# [EXERCISE DESCRIPTION]
Copy each line that has the string "length" somewhere in it.

# [STORED DATA]
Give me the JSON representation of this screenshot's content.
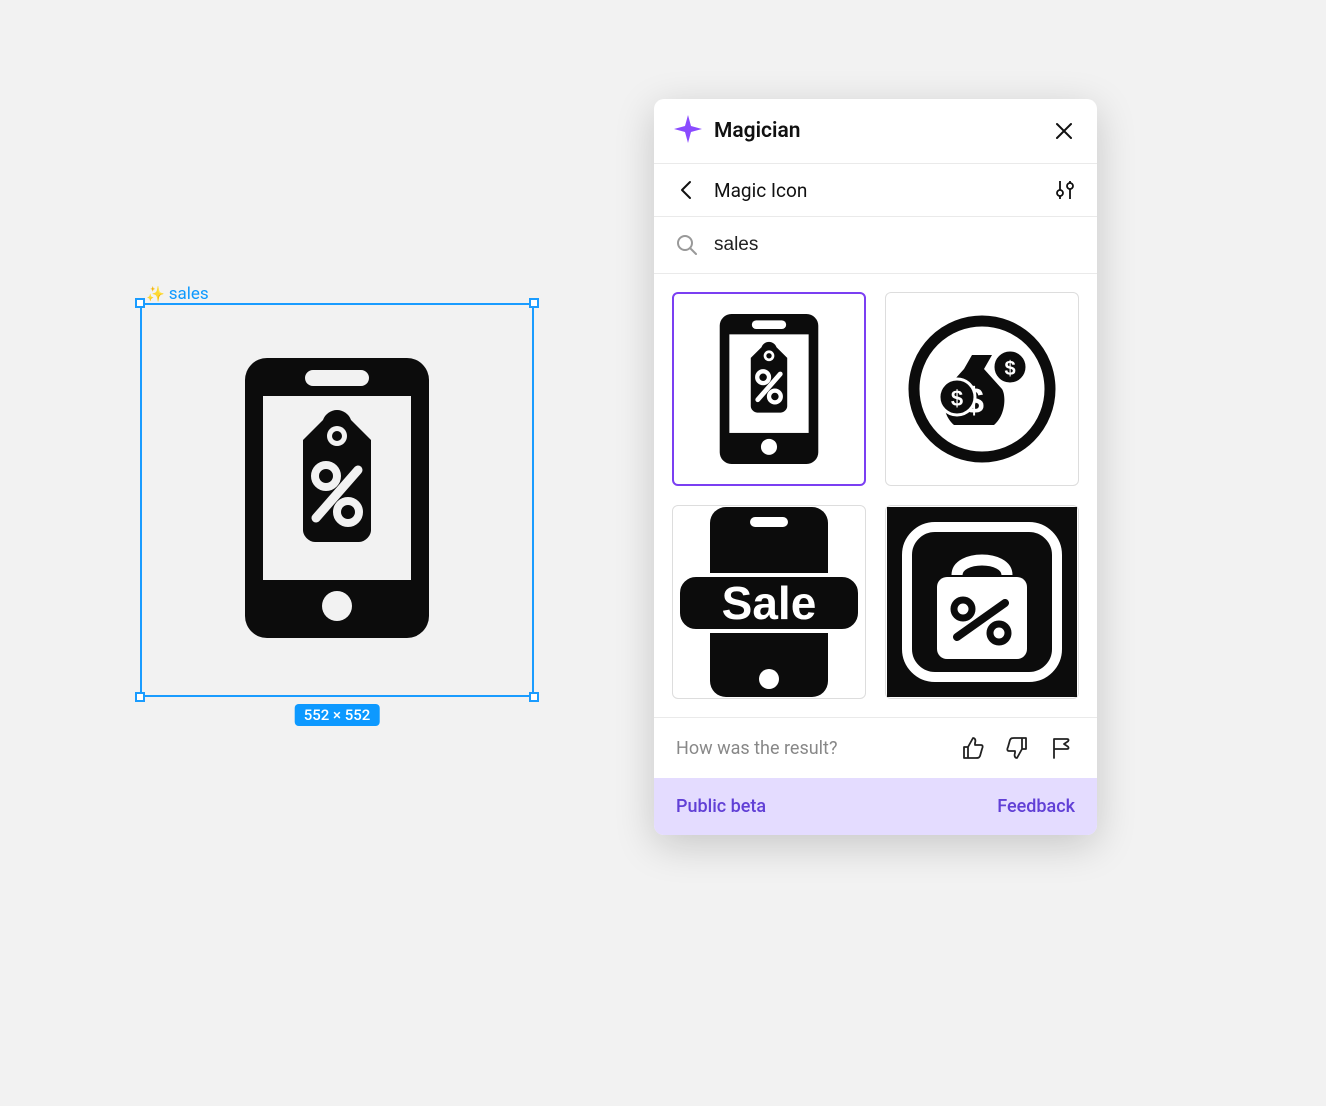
{
  "canvas": {
    "selection_label": "sales",
    "dimensions": "552 × 552"
  },
  "panel": {
    "title": "Magician",
    "nav_title": "Magic Icon",
    "search_value": "sales",
    "results": [
      {
        "name": "phone-sale-tag-icon",
        "selected": true
      },
      {
        "name": "money-bag-circle-icon",
        "selected": false
      },
      {
        "name": "phone-sale-text-icon",
        "selected": false
      },
      {
        "name": "bag-discount-square-icon",
        "selected": false
      }
    ],
    "feedback_prompt": "How was the result?",
    "footer_beta": "Public beta",
    "footer_feedback": "Feedback"
  }
}
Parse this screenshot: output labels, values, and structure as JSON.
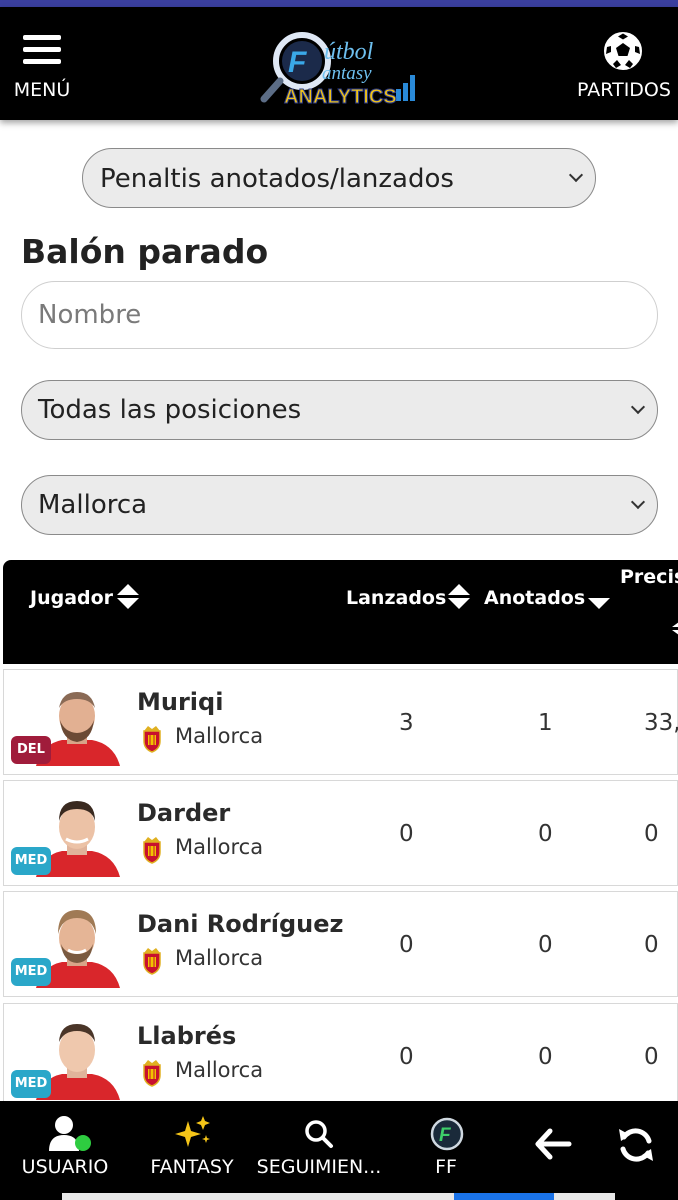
{
  "header": {
    "menu_label": "MENÚ",
    "logo_text": "Fútbol Fantasy ANALYTICS",
    "matches_label": "PARTIDOS"
  },
  "filters": {
    "stat_selected": "Penaltis anotados/lanzados",
    "section_title": "Balón parado",
    "name_placeholder": "Nombre",
    "position_selected": "Todas las posiciones",
    "team_selected": "Mallorca"
  },
  "table": {
    "columns": [
      "Jugador",
      "Lanzados",
      "Anotados",
      "Precis"
    ],
    "rows": [
      {
        "name": "Muriqi",
        "team": "Mallorca",
        "position": "DEL",
        "lanzados": "3",
        "anotados": "1",
        "precision": "33,"
      },
      {
        "name": "Darder",
        "team": "Mallorca",
        "position": "MED",
        "lanzados": "0",
        "anotados": "0",
        "precision": "0"
      },
      {
        "name": "Dani Rodríguez",
        "team": "Mallorca",
        "position": "MED",
        "lanzados": "0",
        "anotados": "0",
        "precision": "0"
      },
      {
        "name": "Llabrés",
        "team": "Mallorca",
        "position": "MED",
        "lanzados": "0",
        "anotados": "0",
        "precision": "0"
      }
    ]
  },
  "bottom_nav": {
    "items": [
      {
        "label": "USUARIO",
        "icon": "user-icon"
      },
      {
        "label": "FANTASY",
        "icon": "sparkles-icon"
      },
      {
        "label": "SEGUIMIEN...",
        "icon": "search-icon"
      },
      {
        "label": "FF",
        "icon": "ff-logo-icon"
      },
      {
        "label": "",
        "icon": "arrow-left-icon"
      },
      {
        "label": "",
        "icon": "refresh-icon"
      }
    ]
  },
  "colors": {
    "header_bg": "#000000",
    "accent_strip": "#3a3f9e",
    "badge_del": "#a01c3b",
    "badge_med": "#2aa7c9",
    "online_dot": "#2ecc40"
  }
}
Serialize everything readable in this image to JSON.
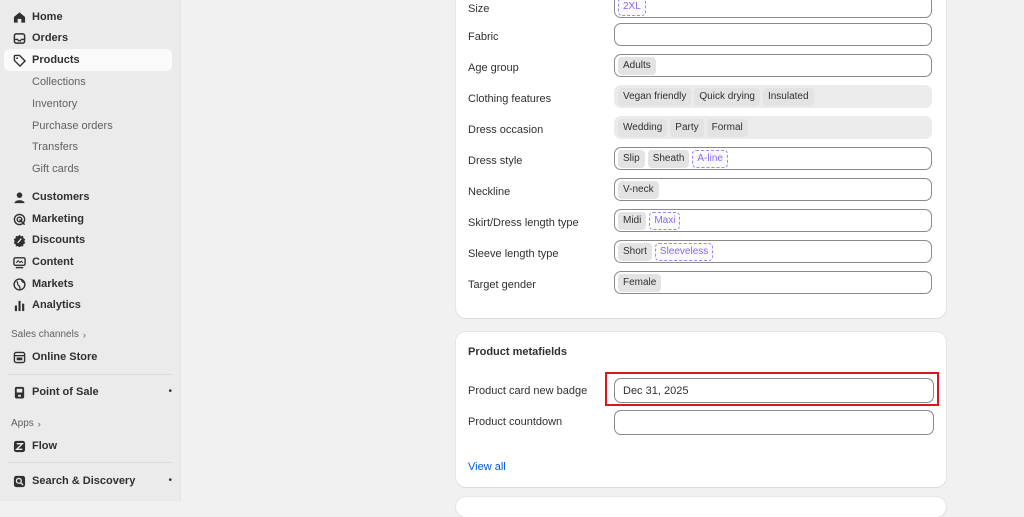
{
  "sidebar": {
    "nav": [
      {
        "label": "Home",
        "icon": "home-icon"
      },
      {
        "label": "Orders",
        "icon": "inbox-icon"
      },
      {
        "label": "Products",
        "icon": "tag-icon"
      }
    ],
    "product_sub": [
      "Collections",
      "Inventory",
      "Purchase orders",
      "Transfers",
      "Gift cards"
    ],
    "nav2": [
      {
        "label": "Customers",
        "icon": "person-icon"
      },
      {
        "label": "Marketing",
        "icon": "target-icon"
      },
      {
        "label": "Discounts",
        "icon": "discount-icon"
      },
      {
        "label": "Content",
        "icon": "content-icon"
      },
      {
        "label": "Markets",
        "icon": "globe-icon"
      },
      {
        "label": "Analytics",
        "icon": "chart-icon"
      }
    ],
    "sales_channels_label": "Sales channels",
    "online_store": "Online Store",
    "point_of_sale": "Point of Sale",
    "apps_label": "Apps",
    "flow": "Flow",
    "search_discovery": "Search & Discovery",
    "dot": "•",
    "chevron": "›"
  },
  "attributes": [
    {
      "label": "Size",
      "tags": [
        {
          "text": "2XL",
          "pending": true
        }
      ],
      "readonly": false
    },
    {
      "label": "Fabric",
      "tags": [],
      "readonly": false
    },
    {
      "label": "Age group",
      "tags": [
        {
          "text": "Adults"
        }
      ],
      "readonly": false
    },
    {
      "label": "Clothing features",
      "tags": [
        {
          "text": "Vegan friendly"
        },
        {
          "text": "Quick drying"
        },
        {
          "text": "Insulated"
        }
      ],
      "readonly": true
    },
    {
      "label": "Dress occasion",
      "tags": [
        {
          "text": "Wedding"
        },
        {
          "text": "Party"
        },
        {
          "text": "Formal"
        }
      ],
      "readonly": true
    },
    {
      "label": "Dress style",
      "tags": [
        {
          "text": "Slip"
        },
        {
          "text": "Sheath"
        },
        {
          "text": "A-line",
          "pending": true
        }
      ],
      "readonly": false
    },
    {
      "label": "Neckline",
      "tags": [
        {
          "text": "V-neck"
        }
      ],
      "readonly": false
    },
    {
      "label": "Skirt/Dress length type",
      "tags": [
        {
          "text": "Midi"
        },
        {
          "text": "Maxi",
          "pending": true
        }
      ],
      "readonly": false
    },
    {
      "label": "Sleeve length type",
      "tags": [
        {
          "text": "Short"
        },
        {
          "text": "Sleeveless",
          "pending": true
        }
      ],
      "readonly": false
    },
    {
      "label": "Target gender",
      "tags": [
        {
          "text": "Female"
        }
      ],
      "readonly": false
    }
  ],
  "metafields": {
    "title": "Product metafields",
    "card_badge_label": "Product card new badge",
    "card_badge_value": "Dec 31, 2025",
    "countdown_label": "Product countdown",
    "countdown_value": "",
    "view_all": "View all"
  },
  "colors": {
    "highlight": "#e0141e",
    "link": "#005bd3",
    "pending_tag": "#8c68f0"
  }
}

# [SOLUTION BELOW]
      "label": "Skirt/Dress length type",
      "label": "Sleeve length type",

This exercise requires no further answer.